Written problem: What is the number of lines in the data holding the word "带答案解析"? Give that number by itself.

========

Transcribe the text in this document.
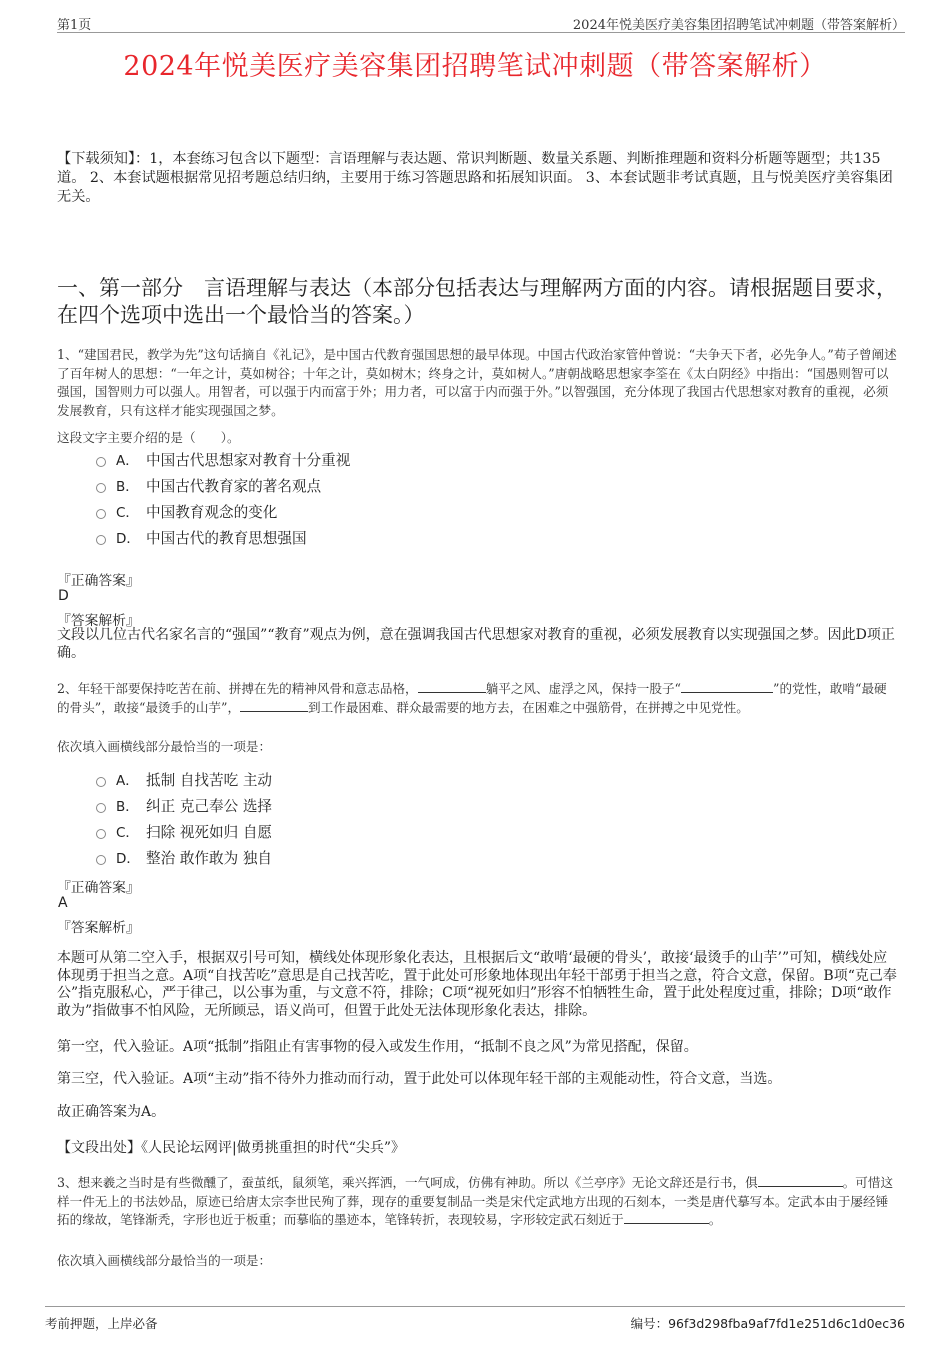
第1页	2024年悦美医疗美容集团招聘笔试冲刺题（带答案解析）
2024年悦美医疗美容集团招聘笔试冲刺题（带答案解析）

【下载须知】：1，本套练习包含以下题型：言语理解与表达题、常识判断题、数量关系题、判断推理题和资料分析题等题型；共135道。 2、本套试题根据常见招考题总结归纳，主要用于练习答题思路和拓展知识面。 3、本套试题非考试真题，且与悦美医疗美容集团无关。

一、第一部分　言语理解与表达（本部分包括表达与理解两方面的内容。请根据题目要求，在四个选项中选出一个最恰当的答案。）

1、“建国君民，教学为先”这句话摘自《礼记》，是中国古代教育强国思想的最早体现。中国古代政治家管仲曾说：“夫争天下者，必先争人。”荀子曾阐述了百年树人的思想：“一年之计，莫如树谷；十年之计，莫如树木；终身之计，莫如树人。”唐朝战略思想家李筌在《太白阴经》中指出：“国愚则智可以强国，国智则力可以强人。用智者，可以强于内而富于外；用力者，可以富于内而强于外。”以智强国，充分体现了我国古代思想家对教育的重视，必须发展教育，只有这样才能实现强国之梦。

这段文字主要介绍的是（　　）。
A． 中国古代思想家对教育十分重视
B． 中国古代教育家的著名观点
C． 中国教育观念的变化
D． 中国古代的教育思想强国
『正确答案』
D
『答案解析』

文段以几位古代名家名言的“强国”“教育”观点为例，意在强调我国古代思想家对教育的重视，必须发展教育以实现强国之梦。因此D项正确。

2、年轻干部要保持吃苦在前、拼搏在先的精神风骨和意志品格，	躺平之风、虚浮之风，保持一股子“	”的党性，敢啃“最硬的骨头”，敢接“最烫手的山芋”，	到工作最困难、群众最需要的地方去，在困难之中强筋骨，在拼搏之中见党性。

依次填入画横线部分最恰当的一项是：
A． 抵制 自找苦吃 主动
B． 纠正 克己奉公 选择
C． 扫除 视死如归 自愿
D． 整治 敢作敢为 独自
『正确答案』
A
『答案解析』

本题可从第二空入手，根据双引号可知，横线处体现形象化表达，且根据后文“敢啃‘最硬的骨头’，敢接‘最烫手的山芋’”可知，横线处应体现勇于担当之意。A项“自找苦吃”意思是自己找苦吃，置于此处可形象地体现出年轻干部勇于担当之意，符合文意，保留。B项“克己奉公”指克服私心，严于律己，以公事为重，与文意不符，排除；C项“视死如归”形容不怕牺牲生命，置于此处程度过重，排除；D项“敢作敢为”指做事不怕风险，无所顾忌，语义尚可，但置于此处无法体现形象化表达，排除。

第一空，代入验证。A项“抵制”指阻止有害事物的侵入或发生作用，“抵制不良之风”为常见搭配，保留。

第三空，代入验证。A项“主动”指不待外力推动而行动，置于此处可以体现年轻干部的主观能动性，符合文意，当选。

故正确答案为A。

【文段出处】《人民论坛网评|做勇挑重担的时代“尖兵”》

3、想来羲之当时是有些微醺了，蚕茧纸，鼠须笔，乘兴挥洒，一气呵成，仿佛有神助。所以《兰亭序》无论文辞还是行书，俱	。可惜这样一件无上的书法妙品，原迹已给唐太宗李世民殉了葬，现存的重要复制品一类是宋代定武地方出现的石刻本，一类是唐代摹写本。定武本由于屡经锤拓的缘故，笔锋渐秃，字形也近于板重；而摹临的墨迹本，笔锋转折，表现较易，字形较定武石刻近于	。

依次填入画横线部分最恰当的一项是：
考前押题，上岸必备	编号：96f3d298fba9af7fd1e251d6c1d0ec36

========

Response for this exercise: 2